▸ Written task
Count the lines below that contain the word "Living", and give only that number.

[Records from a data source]
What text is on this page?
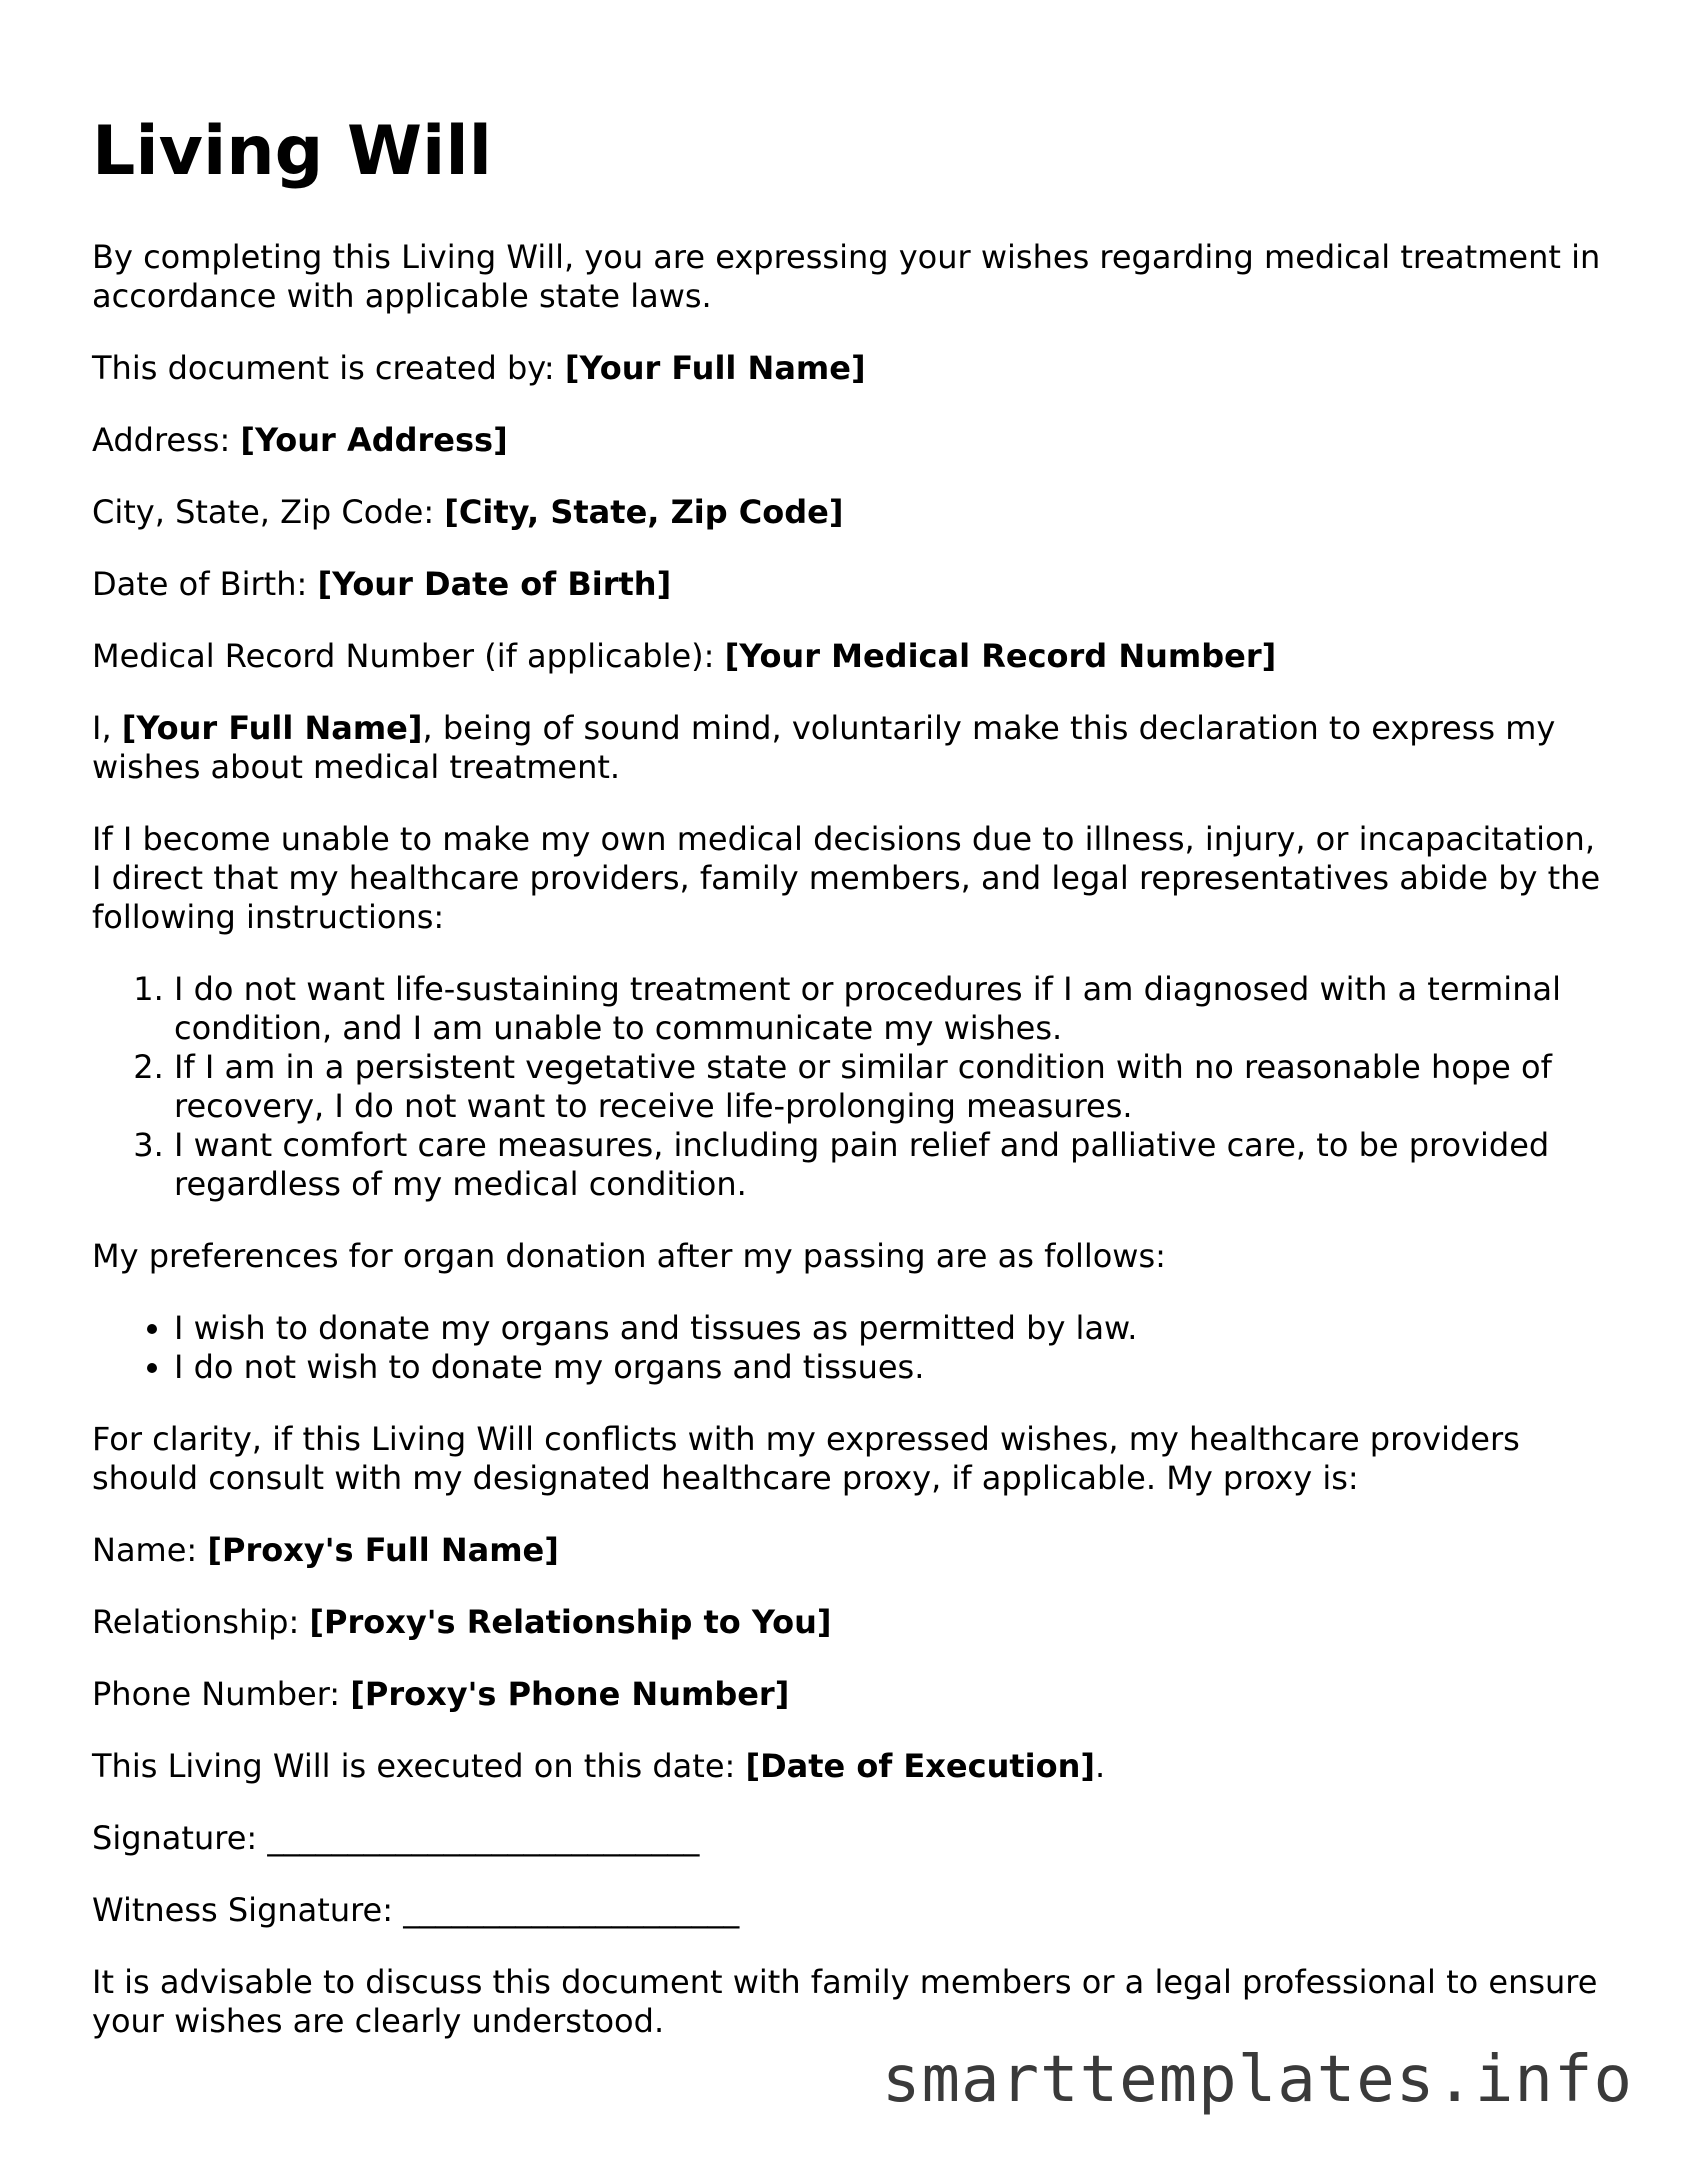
Living Will

By completing this Living Will, you are expressing your wishes regarding medical treatment in accordance with applicable state laws.

This document is created by: [Your Full Name]

Address: [Your Address]

City, State, Zip Code: [City, State, Zip Code]

Date of Birth: [Your Date of Birth]

Medical Record Number (if applicable): [Your Medical Record Number]

I, [Your Full Name], being of sound mind, voluntarily make this declaration to express my wishes about medical treatment.

If I become unable to make my own medical decisions due to illness, injury, or incapacitation, I direct that my healthcare providers, family members, and legal representatives abide by the following instructions:

1. I do not want life-sustaining treatment or procedures if I am diagnosed with a terminal condition, and I am unable to communicate my wishes.
2. If I am in a persistent vegetative state or similar condition with no reasonable hope of recovery, I do not want to receive life-prolonging measures.
3. I want comfort care measures, including pain relief and palliative care, to be provided regardless of my medical condition.

My preferences for organ donation after my passing are as follows:

• I wish to donate my organs and tissues as permitted by law.
• I do not wish to donate my organs and tissues.

For clarity, if this Living Will conflicts with my expressed wishes, my healthcare providers should consult with my designated healthcare proxy, if applicable. My proxy is:

Name: [Proxy's Full Name]

Relationship: [Proxy's Relationship to You]

Phone Number: [Proxy's Phone Number]

This Living Will is executed on this date: [Date of Execution].

Signature: ___________________________

Witness Signature: _____________________

It is advisable to discuss this document with family members or a legal professional to ensure your wishes are clearly understood.

smarttemplates.info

▸ The reply
4